**Exercise requirements**
From the entries below, please gather each line containing the string "this".

**Entries shown**

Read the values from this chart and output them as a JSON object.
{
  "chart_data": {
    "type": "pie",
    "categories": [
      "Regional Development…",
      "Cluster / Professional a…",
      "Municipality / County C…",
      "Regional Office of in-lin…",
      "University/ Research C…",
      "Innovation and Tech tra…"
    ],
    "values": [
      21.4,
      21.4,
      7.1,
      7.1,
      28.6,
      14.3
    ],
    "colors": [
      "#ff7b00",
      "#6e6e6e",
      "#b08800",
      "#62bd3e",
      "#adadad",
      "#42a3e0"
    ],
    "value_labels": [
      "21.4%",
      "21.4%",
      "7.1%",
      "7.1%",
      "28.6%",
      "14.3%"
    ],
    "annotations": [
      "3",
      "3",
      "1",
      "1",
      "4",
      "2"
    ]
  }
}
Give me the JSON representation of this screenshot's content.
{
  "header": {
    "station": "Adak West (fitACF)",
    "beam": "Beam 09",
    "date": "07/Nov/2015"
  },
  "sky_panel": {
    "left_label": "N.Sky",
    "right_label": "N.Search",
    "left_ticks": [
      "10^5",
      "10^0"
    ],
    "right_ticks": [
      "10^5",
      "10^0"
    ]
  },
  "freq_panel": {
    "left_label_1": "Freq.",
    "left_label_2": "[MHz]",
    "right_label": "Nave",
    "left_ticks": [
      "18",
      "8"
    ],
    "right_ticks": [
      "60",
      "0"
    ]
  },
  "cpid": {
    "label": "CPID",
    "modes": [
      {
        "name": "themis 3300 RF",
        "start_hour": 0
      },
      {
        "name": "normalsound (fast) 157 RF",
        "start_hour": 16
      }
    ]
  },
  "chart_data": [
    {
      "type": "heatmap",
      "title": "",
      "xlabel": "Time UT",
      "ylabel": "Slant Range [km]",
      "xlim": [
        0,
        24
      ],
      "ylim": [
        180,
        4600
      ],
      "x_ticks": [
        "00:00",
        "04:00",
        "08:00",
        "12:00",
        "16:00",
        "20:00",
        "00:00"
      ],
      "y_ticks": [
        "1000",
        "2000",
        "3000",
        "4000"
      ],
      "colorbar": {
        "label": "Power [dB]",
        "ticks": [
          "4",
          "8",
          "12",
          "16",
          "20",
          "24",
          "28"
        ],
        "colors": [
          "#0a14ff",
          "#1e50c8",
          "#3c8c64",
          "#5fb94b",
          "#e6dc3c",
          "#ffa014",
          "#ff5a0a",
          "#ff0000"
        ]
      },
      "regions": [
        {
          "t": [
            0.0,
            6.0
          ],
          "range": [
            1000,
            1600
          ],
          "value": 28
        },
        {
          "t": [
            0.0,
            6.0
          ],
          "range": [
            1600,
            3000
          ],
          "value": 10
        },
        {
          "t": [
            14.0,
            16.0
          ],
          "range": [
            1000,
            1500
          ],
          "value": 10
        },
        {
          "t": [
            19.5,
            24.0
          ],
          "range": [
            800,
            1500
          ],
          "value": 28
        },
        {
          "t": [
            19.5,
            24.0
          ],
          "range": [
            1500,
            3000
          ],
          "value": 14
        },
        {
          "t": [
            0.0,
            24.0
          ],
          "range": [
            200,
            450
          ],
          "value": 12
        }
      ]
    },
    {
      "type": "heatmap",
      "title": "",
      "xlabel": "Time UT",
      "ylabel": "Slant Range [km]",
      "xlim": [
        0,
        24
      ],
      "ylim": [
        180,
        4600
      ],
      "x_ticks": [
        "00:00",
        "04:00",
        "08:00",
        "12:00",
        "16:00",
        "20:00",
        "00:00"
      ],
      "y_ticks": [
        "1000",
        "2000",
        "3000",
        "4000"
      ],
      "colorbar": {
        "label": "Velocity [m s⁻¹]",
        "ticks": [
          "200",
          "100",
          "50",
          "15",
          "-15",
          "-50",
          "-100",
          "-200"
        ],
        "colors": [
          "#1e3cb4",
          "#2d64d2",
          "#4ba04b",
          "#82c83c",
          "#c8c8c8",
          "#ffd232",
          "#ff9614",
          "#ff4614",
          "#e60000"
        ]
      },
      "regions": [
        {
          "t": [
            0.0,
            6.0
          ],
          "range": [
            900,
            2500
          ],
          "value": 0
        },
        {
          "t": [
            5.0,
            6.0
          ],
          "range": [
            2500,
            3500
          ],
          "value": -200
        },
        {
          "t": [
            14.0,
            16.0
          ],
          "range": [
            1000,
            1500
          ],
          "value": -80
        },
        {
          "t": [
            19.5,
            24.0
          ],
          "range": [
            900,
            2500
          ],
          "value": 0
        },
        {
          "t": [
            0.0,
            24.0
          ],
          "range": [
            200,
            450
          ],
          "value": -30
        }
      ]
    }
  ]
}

**Exercise result**
Read the values from this chart and output them as a JSON object.
Give me the JSON representation of this screenshot's content.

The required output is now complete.